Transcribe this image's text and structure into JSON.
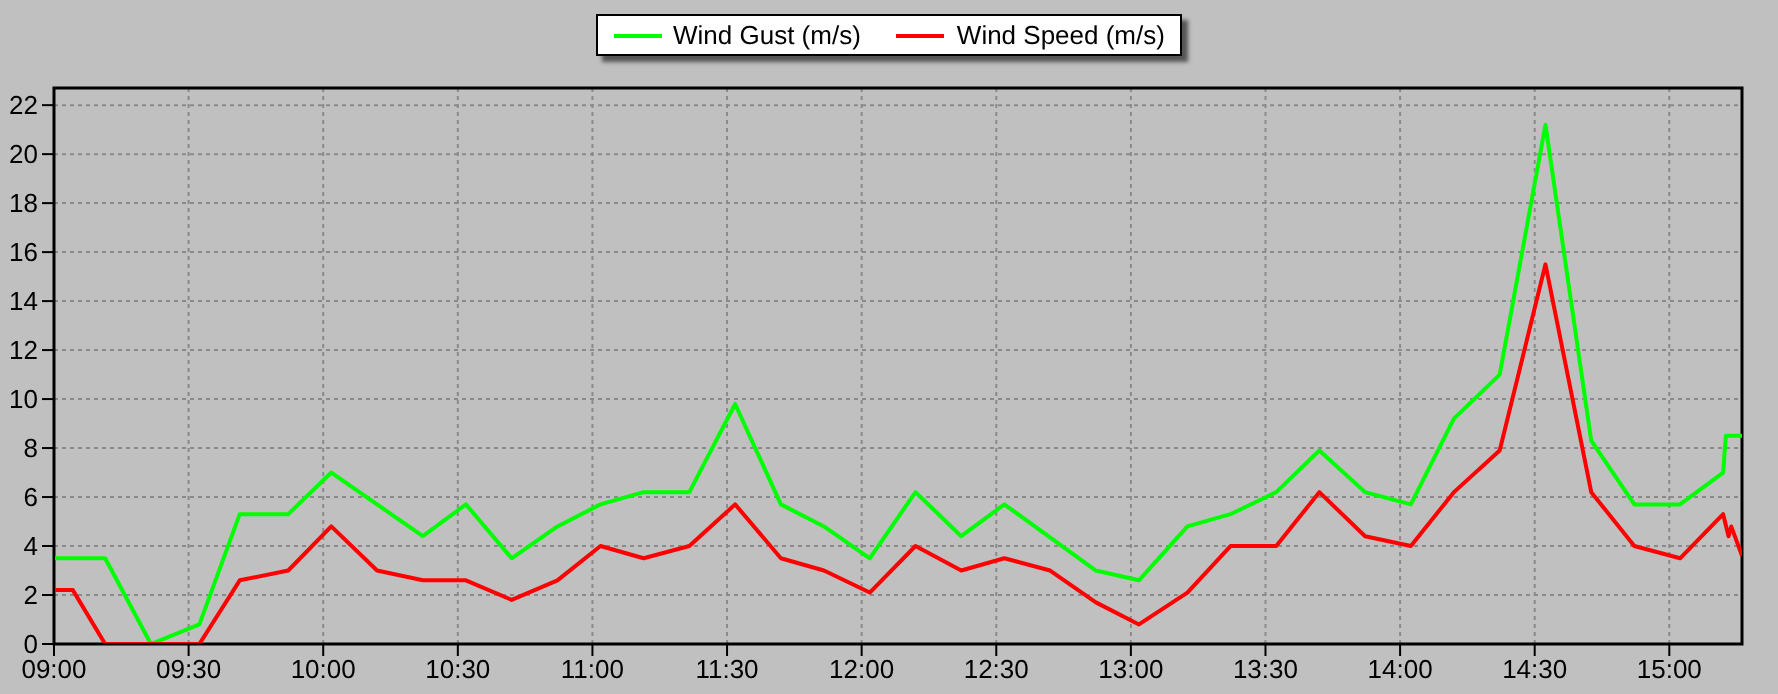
{
  "chart_data": {
    "type": "line",
    "xlim": [
      9,
      15.27
    ],
    "ylim": [
      0,
      22.7
    ],
    "xticks": [
      {
        "value": 9,
        "label": "09:00"
      },
      {
        "value": 9.5,
        "label": "09:30"
      },
      {
        "value": 10,
        "label": "10:00"
      },
      {
        "value": 10.5,
        "label": "10:30"
      },
      {
        "value": 11,
        "label": "11:00"
      },
      {
        "value": 11.5,
        "label": "11:30"
      },
      {
        "value": 12,
        "label": "12:00"
      },
      {
        "value": 12.5,
        "label": "12:30"
      },
      {
        "value": 13,
        "label": "13:00"
      },
      {
        "value": 13.5,
        "label": "13:30"
      },
      {
        "value": 14,
        "label": "14:00"
      },
      {
        "value": 14.5,
        "label": "14:30"
      },
      {
        "value": 15,
        "label": "15:00"
      }
    ],
    "yticks": [
      0,
      2,
      4,
      6,
      8,
      10,
      12,
      14,
      16,
      18,
      20,
      22
    ],
    "grid": true,
    "legend": "top",
    "marker": "none",
    "line_style": "solid",
    "series": [
      {
        "name": "Wind Gust (m/s)",
        "color": "#00ff00",
        "x": [
          9.0,
          9.19,
          9.36,
          9.54,
          9.69,
          9.87,
          10.03,
          10.2,
          10.37,
          10.53,
          10.7,
          10.87,
          11.03,
          11.19,
          11.36,
          11.53,
          11.7,
          11.86,
          12.03,
          12.2,
          12.37,
          12.53,
          12.87,
          13.03,
          13.21,
          13.37,
          13.54,
          13.7,
          13.87,
          14.04,
          14.2,
          14.37,
          14.54,
          14.71,
          14.87,
          15.04,
          15.2,
          15.21,
          15.27
        ],
        "values": [
          3.5,
          3.5,
          0,
          0.8,
          5.3,
          5.3,
          7,
          5.7,
          4.4,
          5.7,
          3.5,
          4.8,
          5.7,
          6.2,
          6.2,
          9.8,
          5.7,
          4.8,
          3.5,
          6.2,
          4.4,
          5.7,
          3.0,
          2.6,
          4.8,
          5.3,
          6.2,
          7.9,
          6.2,
          5.7,
          9.2,
          11.0,
          21.2,
          8.3,
          5.7,
          5.7,
          7.0,
          8.5,
          8.5
        ]
      },
      {
        "name": "Wind Speed (m/s)",
        "color": "#ff0000",
        "x": [
          9.0,
          9.07,
          9.19,
          9.36,
          9.54,
          9.69,
          9.87,
          10.03,
          10.2,
          10.37,
          10.53,
          10.7,
          10.87,
          11.03,
          11.19,
          11.36,
          11.53,
          11.7,
          11.86,
          12.03,
          12.2,
          12.37,
          12.53,
          12.7,
          12.87,
          13.03,
          13.21,
          13.37,
          13.54,
          13.7,
          13.87,
          14.04,
          14.2,
          14.37,
          14.54,
          14.71,
          14.87,
          15.04,
          15.2,
          15.22,
          15.23,
          15.27
        ],
        "values": [
          2.2,
          2.2,
          0,
          0,
          0,
          2.6,
          3.0,
          4.8,
          3.0,
          2.6,
          2.6,
          1.8,
          2.6,
          4.0,
          3.5,
          4.0,
          5.7,
          3.5,
          3.0,
          2.1,
          4.0,
          3.0,
          3.5,
          3.0,
          1.7,
          0.8,
          2.1,
          4.0,
          4.0,
          6.2,
          4.4,
          4.0,
          6.2,
          7.9,
          15.5,
          6.2,
          4.0,
          3.5,
          5.3,
          4.4,
          4.8,
          3.6
        ]
      }
    ]
  }
}
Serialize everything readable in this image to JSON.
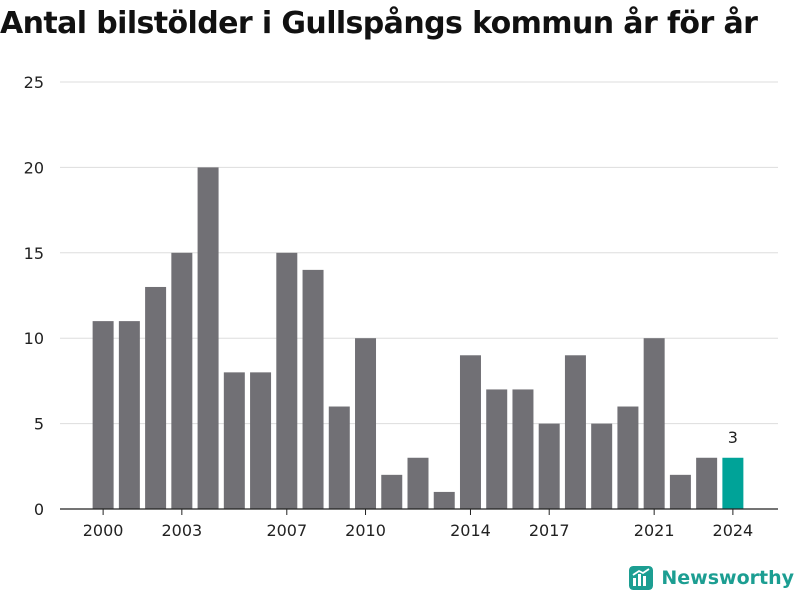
{
  "chart_data": {
    "type": "bar",
    "title": "Antal bilstölder i Gullspångs kommun år för år",
    "categories": [
      "2000",
      "2001",
      "2002",
      "2003",
      "2004",
      "2005",
      "2006",
      "2007",
      "2008",
      "2009",
      "2010",
      "2011",
      "2012",
      "2013",
      "2014",
      "2015",
      "2016",
      "2017",
      "2018",
      "2019",
      "2020",
      "2021",
      "2022",
      "2023",
      "2024"
    ],
    "values": [
      11,
      11,
      13,
      15,
      20,
      8,
      8,
      15,
      14,
      6,
      10,
      2,
      3,
      1,
      9,
      7,
      7,
      5,
      9,
      5,
      6,
      10,
      2,
      3,
      3
    ],
    "x_tick_labels": [
      "2000",
      "2003",
      "2007",
      "2010",
      "2014",
      "2017",
      "2021",
      "2024"
    ],
    "y_ticks": [
      0,
      5,
      10,
      15,
      20,
      25
    ],
    "ylim": [
      0,
      25
    ],
    "grid": true,
    "highlight": {
      "category": "2024",
      "label": "3"
    },
    "colors": {
      "bar": "#717075",
      "highlight": "#00a398",
      "grid": "#dddddd",
      "axis": "#222222"
    }
  },
  "branding": {
    "logo_text": "Newsworthy",
    "logo_color": "#1c9e92"
  }
}
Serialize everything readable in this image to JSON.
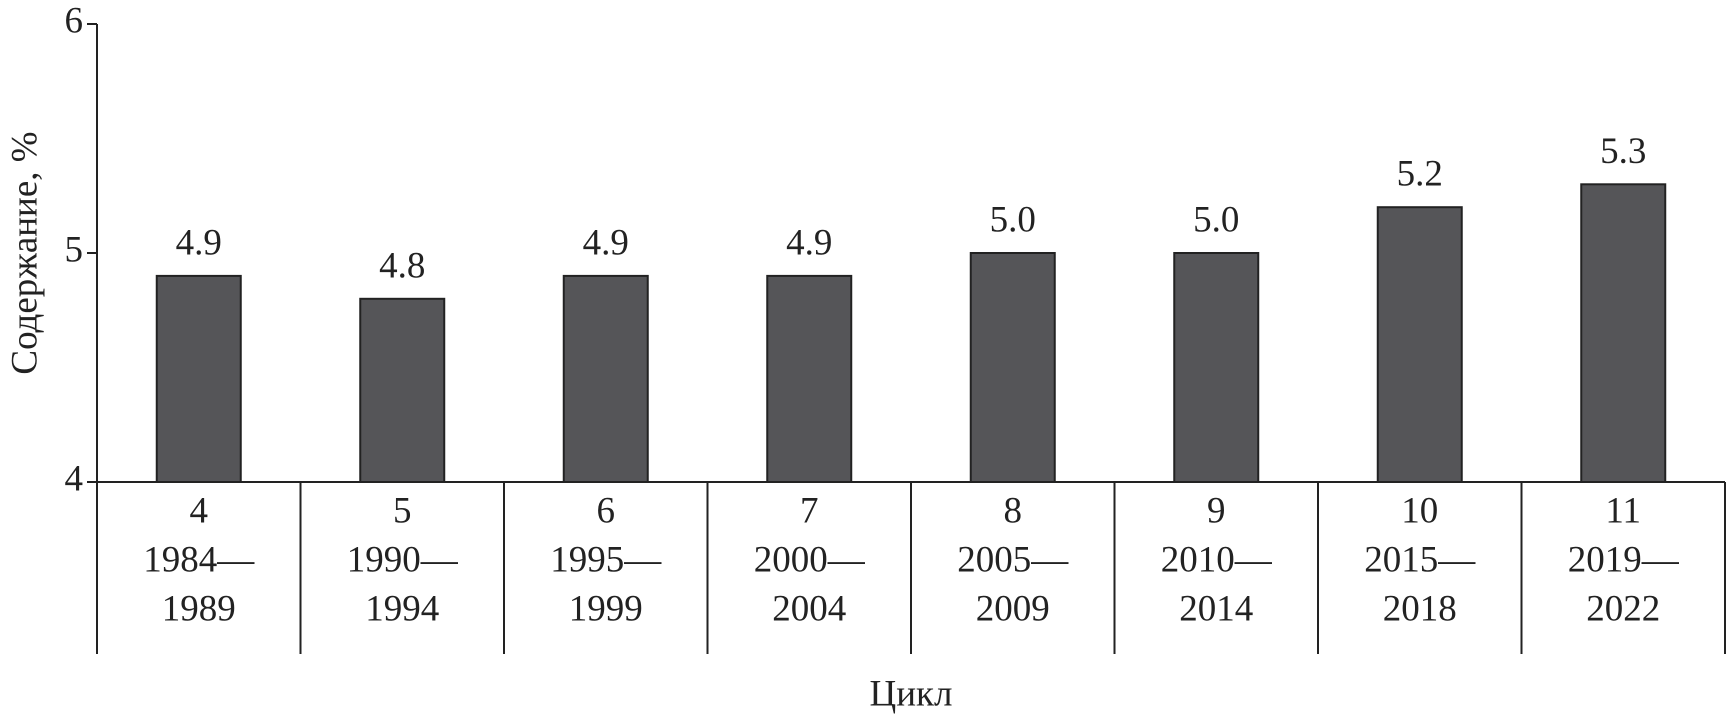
{
  "chart_data": {
    "type": "bar",
    "y_label": "Содержание, %",
    "x_label": "Цикл",
    "categories": [
      [
        "4",
        "1984—",
        "1989"
      ],
      [
        "5",
        "1990—",
        "1994"
      ],
      [
        "6",
        "1995—",
        "1999"
      ],
      [
        "7",
        "2000—",
        "2004"
      ],
      [
        "8",
        "2005—",
        "2009"
      ],
      [
        "9",
        "2010—",
        "2014"
      ],
      [
        "10",
        "2015—",
        "2018"
      ],
      [
        "11",
        "2019—",
        "2022"
      ]
    ],
    "values": [
      4.9,
      4.8,
      4.9,
      4.9,
      5.0,
      5.0,
      5.2,
      5.3
    ],
    "value_labels": [
      "4.9",
      "4.8",
      "4.9",
      "4.9",
      "5.0",
      "5.0",
      "5.2",
      "5.3"
    ],
    "color": "#555558",
    "ylim": [
      4,
      6
    ],
    "yticks": [
      4,
      5,
      6
    ],
    "grid": false
  }
}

○ ○ ○ ○ ○ ○ ○

> [Stated exercise] Output the records above exactly as they are, leaving out the pictures.

> [Worked solution]
Transcribe this image's text and structure into JSON.
{
  "chart_data": {
    "type": "line",
    "xlim": [
      9,
      15.27
    ],
    "ylim": [
      0,
      22.7
    ],
    "xticks": [
      {
        "value": 9,
        "label": "09:00"
      },
      {
        "value": 9.5,
        "label": "09:30"
      },
      {
        "value": 10,
        "label": "10:00"
      },
      {
        "value": 10.5,
        "label": "10:30"
      },
      {
        "value": 11,
        "label": "11:00"
      },
      {
        "value": 11.5,
        "label": "11:30"
      },
      {
        "value": 12,
        "label": "12:00"
      },
      {
        "value": 12.5,
        "label": "12:30"
      },
      {
        "value": 13,
        "label": "13:00"
      },
      {
        "value": 13.5,
        "label": "13:30"
      },
      {
        "value": 14,
        "label": "14:00"
      },
      {
        "value": 14.5,
        "label": "14:30"
      },
      {
        "value": 15,
        "label": "15:00"
      }
    ],
    "yticks": [
      0,
      2,
      4,
      6,
      8,
      10,
      12,
      14,
      16,
      18,
      20,
      22
    ],
    "grid": true,
    "legend": "top",
    "marker": "none",
    "line_style": "solid",
    "series": [
      {
        "name": "Wind Gust (m/s)",
        "color": "#00ff00",
        "x": [
          9.0,
          9.19,
          9.36,
          9.54,
          9.69,
          9.87,
          10.03,
          10.2,
          10.37,
          10.53,
          10.7,
          10.87,
          11.03,
          11.19,
          11.36,
          11.53,
          11.7,
          11.86,
          12.03,
          12.2,
          12.37,
          12.53,
          12.87,
          13.03,
          13.21,
          13.37,
          13.54,
          13.7,
          13.87,
          14.04,
          14.2,
          14.37,
          14.54,
          14.71,
          14.87,
          15.04,
          15.2,
          15.21,
          15.27
        ],
        "values": [
          3.5,
          3.5,
          0,
          0.8,
          5.3,
          5.3,
          7,
          5.7,
          4.4,
          5.7,
          3.5,
          4.8,
          5.7,
          6.2,
          6.2,
          9.8,
          5.7,
          4.8,
          3.5,
          6.2,
          4.4,
          5.7,
          3.0,
          2.6,
          4.8,
          5.3,
          6.2,
          7.9,
          6.2,
          5.7,
          9.2,
          11.0,
          21.2,
          8.3,
          5.7,
          5.7,
          7.0,
          8.5,
          8.5
        ]
      },
      {
        "name": "Wind Speed (m/s)",
        "color": "#ff0000",
        "x": [
          9.0,
          9.07,
          9.19,
          9.36,
          9.54,
          9.69,
          9.87,
          10.03,
          10.2,
          10.37,
          10.53,
          10.7,
          10.87,
          11.03,
          11.19,
          11.36,
          11.53,
          11.7,
          11.86,
          12.03,
          12.2,
          12.37,
          12.53,
          12.7,
          12.87,
          13.03,
          13.21,
          13.37,
          13.54,
          13.7,
          13.87,
          14.04,
          14.2,
          14.37,
          14.54,
          14.71,
          14.87,
          15.04,
          15.2,
          15.22,
          15.23,
          15.27
        ],
        "values": [
          2.2,
          2.2,
          0,
          0,
          0,
          2.6,
          3.0,
          4.8,
          3.0,
          2.6,
          2.6,
          1.8,
          2.6,
          4.0,
          3.5,
          4.0,
          5.7,
          3.5,
          3.0,
          2.1,
          4.0,
          3.0,
          3.5,
          3.0,
          1.7,
          0.8,
          2.1,
          4.0,
          4.0,
          6.2,
          4.4,
          4.0,
          6.2,
          7.9,
          15.5,
          6.2,
          4.0,
          3.5,
          5.3,
          4.4,
          4.8,
          3.6
        ]
      }
    ]
  }
}
Serialize everything readable in this image to JSON.
{
  "chart_data": {
    "type": "bar",
    "title": "Antal bilstölder i Gullspångs kommun år för år",
    "categories": [
      "2000",
      "2001",
      "2002",
      "2003",
      "2004",
      "2005",
      "2006",
      "2007",
      "2008",
      "2009",
      "2010",
      "2011",
      "2012",
      "2013",
      "2014",
      "2015",
      "2016",
      "2017",
      "2018",
      "2019",
      "2020",
      "2021",
      "2022",
      "2023",
      "2024"
    ],
    "values": [
      11,
      11,
      13,
      15,
      20,
      8,
      8,
      15,
      14,
      6,
      10,
      2,
      3,
      1,
      9,
      7,
      7,
      5,
      9,
      5,
      6,
      10,
      2,
      3,
      3
    ],
    "x_tick_labels": [
      "2000",
      "2003",
      "2007",
      "2010",
      "2014",
      "2017",
      "2021",
      "2024"
    ],
    "y_ticks": [
      0,
      5,
      10,
      15,
      20,
      25
    ],
    "ylim": [
      0,
      25
    ],
    "grid": true,
    "highlight": {
      "category": "2024",
      "label": "3"
    },
    "colors": {
      "bar": "#717075",
      "highlight": "#00a398",
      "grid": "#dddddd",
      "axis": "#222222"
    }
  },
  "branding": {
    "logo_text": "Newsworthy",
    "logo_color": "#1c9e92"
  }
}
Serialize everything readable in this image to JSON.
{
  "chart_data": {
    "type": "bar",
    "y_label": "Содержание, %",
    "x_label": "Цикл",
    "categories": [
      [
        "4",
        "1984—",
        "1989"
      ],
      [
        "5",
        "1990—",
        "1994"
      ],
      [
        "6",
        "1995—",
        "1999"
      ],
      [
        "7",
        "2000—",
        "2004"
      ],
      [
        "8",
        "2005—",
        "2009"
      ],
      [
        "9",
        "2010—",
        "2014"
      ],
      [
        "10",
        "2015—",
        "2018"
      ],
      [
        "11",
        "2019—",
        "2022"
      ]
    ],
    "values": [
      4.9,
      4.8,
      4.9,
      4.9,
      5.0,
      5.0,
      5.2,
      5.3
    ],
    "value_labels": [
      "4.9",
      "4.8",
      "4.9",
      "4.9",
      "5.0",
      "5.0",
      "5.2",
      "5.3"
    ],
    "color": "#555558",
    "ylim": [
      4,
      6
    ],
    "yticks": [
      4,
      5,
      6
    ],
    "grid": false
  }
}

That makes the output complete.